Items from a data source:
┌────────
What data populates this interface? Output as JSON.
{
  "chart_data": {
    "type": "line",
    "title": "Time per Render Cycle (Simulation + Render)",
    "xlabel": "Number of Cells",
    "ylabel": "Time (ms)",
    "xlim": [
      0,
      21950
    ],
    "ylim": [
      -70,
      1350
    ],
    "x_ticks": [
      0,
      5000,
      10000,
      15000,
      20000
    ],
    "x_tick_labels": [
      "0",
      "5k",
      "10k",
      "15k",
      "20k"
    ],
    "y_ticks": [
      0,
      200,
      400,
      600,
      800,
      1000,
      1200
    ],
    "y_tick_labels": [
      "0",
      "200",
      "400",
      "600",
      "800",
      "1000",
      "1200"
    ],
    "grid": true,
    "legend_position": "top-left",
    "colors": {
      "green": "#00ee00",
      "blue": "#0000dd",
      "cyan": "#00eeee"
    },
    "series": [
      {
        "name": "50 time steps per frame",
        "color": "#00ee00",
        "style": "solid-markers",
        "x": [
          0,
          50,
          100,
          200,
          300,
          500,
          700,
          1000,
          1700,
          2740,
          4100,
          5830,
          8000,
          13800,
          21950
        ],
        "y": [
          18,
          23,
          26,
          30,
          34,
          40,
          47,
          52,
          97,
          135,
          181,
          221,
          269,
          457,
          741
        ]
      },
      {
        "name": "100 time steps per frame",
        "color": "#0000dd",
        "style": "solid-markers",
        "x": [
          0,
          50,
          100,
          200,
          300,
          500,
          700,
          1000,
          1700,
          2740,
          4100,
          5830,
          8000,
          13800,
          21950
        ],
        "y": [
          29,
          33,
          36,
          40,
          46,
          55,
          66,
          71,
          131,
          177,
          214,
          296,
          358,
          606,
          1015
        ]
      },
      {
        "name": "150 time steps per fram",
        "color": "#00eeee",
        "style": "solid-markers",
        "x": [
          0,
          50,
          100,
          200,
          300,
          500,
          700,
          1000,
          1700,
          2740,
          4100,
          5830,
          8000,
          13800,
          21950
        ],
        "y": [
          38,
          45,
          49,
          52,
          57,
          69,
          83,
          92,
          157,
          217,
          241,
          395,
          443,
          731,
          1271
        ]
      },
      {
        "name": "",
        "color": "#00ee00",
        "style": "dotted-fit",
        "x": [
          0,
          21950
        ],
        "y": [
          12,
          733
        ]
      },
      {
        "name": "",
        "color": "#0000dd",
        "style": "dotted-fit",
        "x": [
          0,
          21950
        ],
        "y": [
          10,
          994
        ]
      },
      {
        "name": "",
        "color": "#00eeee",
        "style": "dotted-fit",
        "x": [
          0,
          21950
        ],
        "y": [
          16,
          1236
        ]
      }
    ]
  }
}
└────────
Try it.
Each line of the data is to be retyped exactly as shown.

Solution for this task.
What data populates this interface? Output as JSON.
{
  "chart_data": {
    "type": "line",
    "title": "Time per Render Cycle (Simulation + Render)",
    "xlabel": "Number of Cells",
    "ylabel": "Time (ms)",
    "xlim": [
      0,
      21950
    ],
    "ylim": [
      -70,
      1350
    ],
    "x_ticks": [
      0,
      5000,
      10000,
      15000,
      20000
    ],
    "x_tick_labels": [
      "0",
      "5k",
      "10k",
      "15k",
      "20k"
    ],
    "y_ticks": [
      0,
      200,
      400,
      600,
      800,
      1000,
      1200
    ],
    "y_tick_labels": [
      "0",
      "200",
      "400",
      "600",
      "800",
      "1000",
      "1200"
    ],
    "grid": true,
    "legend_position": "top-left",
    "colors": {
      "green": "#00ee00",
      "blue": "#0000dd",
      "cyan": "#00eeee"
    },
    "series": [
      {
        "name": "50 time steps per frame",
        "color": "#00ee00",
        "style": "solid-markers",
        "x": [
          0,
          50,
          100,
          200,
          300,
          500,
          700,
          1000,
          1700,
          2740,
          4100,
          5830,
          8000,
          13800,
          21950
        ],
        "y": [
          18,
          23,
          26,
          30,
          34,
          40,
          47,
          52,
          97,
          135,
          181,
          221,
          269,
          457,
          741
        ]
      },
      {
        "name": "100 time steps per frame",
        "color": "#0000dd",
        "style": "solid-markers",
        "x": [
          0,
          50,
          100,
          200,
          300,
          500,
          700,
          1000,
          1700,
          2740,
          4100,
          5830,
          8000,
          13800,
          21950
        ],
        "y": [
          29,
          33,
          36,
          40,
          46,
          55,
          66,
          71,
          131,
          177,
          214,
          296,
          358,
          606,
          1015
        ]
      },
      {
        "name": "150 time steps per fram",
        "color": "#00eeee",
        "style": "solid-markers",
        "x": [
          0,
          50,
          100,
          200,
          300,
          500,
          700,
          1000,
          1700,
          2740,
          4100,
          5830,
          8000,
          13800,
          21950
        ],
        "y": [
          38,
          45,
          49,
          52,
          57,
          69,
          83,
          92,
          157,
          217,
          241,
          395,
          443,
          731,
          1271
        ]
      },
      {
        "name": "",
        "color": "#00ee00",
        "style": "dotted-fit",
        "x": [
          0,
          21950
        ],
        "y": [
          12,
          733
        ]
      },
      {
        "name": "",
        "color": "#0000dd",
        "style": "dotted-fit",
        "x": [
          0,
          21950
        ],
        "y": [
          10,
          994
        ]
      },
      {
        "name": "",
        "color": "#00eeee",
        "style": "dotted-fit",
        "x": [
          0,
          21950
        ],
        "y": [
          16,
          1236
        ]
      }
    ]
  }
}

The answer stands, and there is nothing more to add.